··· DATA IN THIS EXERCISE
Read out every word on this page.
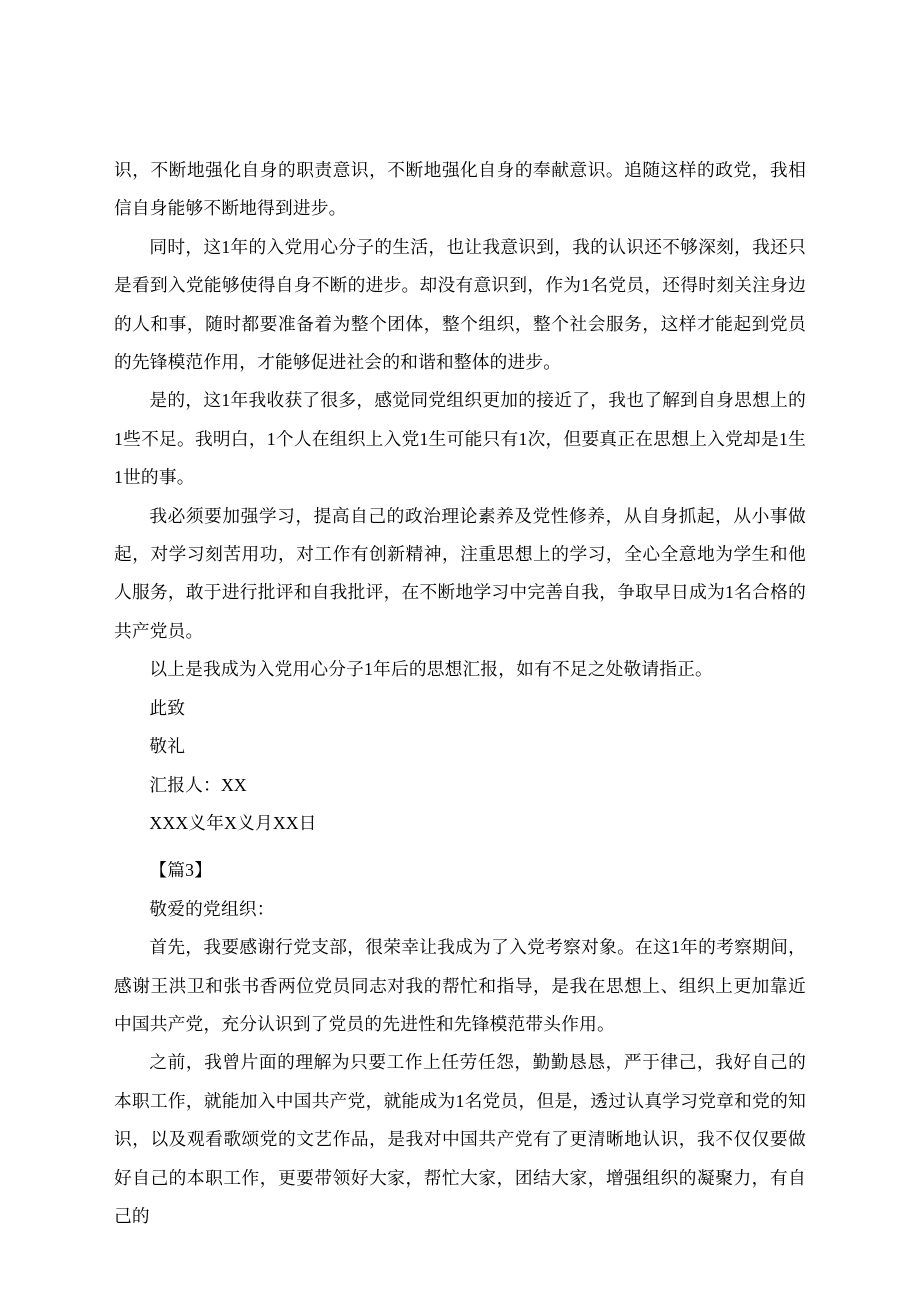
识，不断地强化自身的职责意识，不断地强化自身的奉献意识。追随这样的政党，我相信自身能够不断地得到进步。

同时，这1年的入党用心分子的生活，也让我意识到，我的认识还不够深刻，我还只是看到入党能够使得自身不断的进步。却没有意识到，作为1名党员，还得时刻关注身边的人和事，随时都要准备着为整个团体，整个组织，整个社会服务，这样才能起到党员的先锋模范作用，才能够促进社会的和谐和整体的进步。

是的，这1年我收获了很多，感觉同党组织更加的接近了，我也了解到自身思想上的1些不足。我明白，1个人在组织上入党1生可能只有1次，但要真正在思想上入党却是1生1世的事。

我必须要加强学习，提高自己的政治理论素养及党性修养，从自身抓起，从小事做起，对学习刻苦用功，对工作有创新精神，注重思想上的学习，全心全意地为学生和他人服务，敢于进行批评和自我批评，在不断地学习中完善自我，争取早日成为1名合格的共产党员。

以上是我成为入党用心分子1年后的思想汇报，如有不足之处敬请指正。

此致

敬礼

汇报人：XX

XXX义年X义月XX日

【篇3】

敬爱的党组织：

首先，我要感谢行党支部，很荣幸让我成为了入党考察对象。在这1年的考察期间，感谢王洪卫和张书香两位党员同志对我的帮忙和指导，是我在思想上、组织上更加靠近中国共产党，充分认识到了党员的先进性和先锋模范带头作用。

之前，我曾片面的理解为只要工作上任劳任怨，勤勤恳恳，严于律己，我好自己的本职工作，就能加入中国共产党，就能成为1名党员，但是，透过认真学习党章和党的知识，以及观看歌颂党的文艺作品，是我对中国共产党有了更清晰地认识，我不仅仅要做好自己的本职工作，更要带领好大家，帮忙大家，团结大家，增强组织的凝聚力，有自己的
······
▶ SET EXERCISE: Retype the whole listing exactly and leave the pictures out.

▶ ANSWER TO THE TASK:
Read out every word on this page.
识，不断地强化自身的职责意识，不断地强化自身的奉献意识。追随这样的政党，我相信自身能够不断地得到进步。

同时，这1年的入党用心分子的生活，也让我意识到，我的认识还不够深刻，我还只是看到入党能够使得自身不断的进步。却没有意识到，作为1名党员，还得时刻关注身边的人和事，随时都要准备着为整个团体，整个组织，整个社会服务，这样才能起到党员的先锋模范作用，才能够促进社会的和谐和整体的进步。

是的，这1年我收获了很多，感觉同党组织更加的接近了，我也了解到自身思想上的1些不足。我明白，1个人在组织上入党1生可能只有1次，但要真正在思想上入党却是1生1世的事。

我必须要加强学习，提高自己的政治理论素养及党性修养，从自身抓起，从小事做起，对学习刻苦用功，对工作有创新精神，注重思想上的学习，全心全意地为学生和他人服务，敢于进行批评和自我批评，在不断地学习中完善自我，争取早日成为1名合格的共产党员。

以上是我成为入党用心分子1年后的思想汇报，如有不足之处敬请指正。

此致

敬礼

汇报人：XX

XXX义年X义月XX日

【篇3】

敬爱的党组织：

首先，我要感谢行党支部，很荣幸让我成为了入党考察对象。在这1年的考察期间，感谢王洪卫和张书香两位党员同志对我的帮忙和指导，是我在思想上、组织上更加靠近中国共产党，充分认识到了党员的先进性和先锋模范带头作用。

之前，我曾片面的理解为只要工作上任劳任怨，勤勤恳恳，严于律己，我好自己的本职工作，就能加入中国共产党，就能成为1名党员，但是，透过认真学习党章和党的知识，以及观看歌颂党的文艺作品，是我对中国共产党有了更清晰地认识，我不仅仅要做好自己的本职工作，更要带领好大家，帮忙大家，团结大家，增强组织的凝聚力，有自己的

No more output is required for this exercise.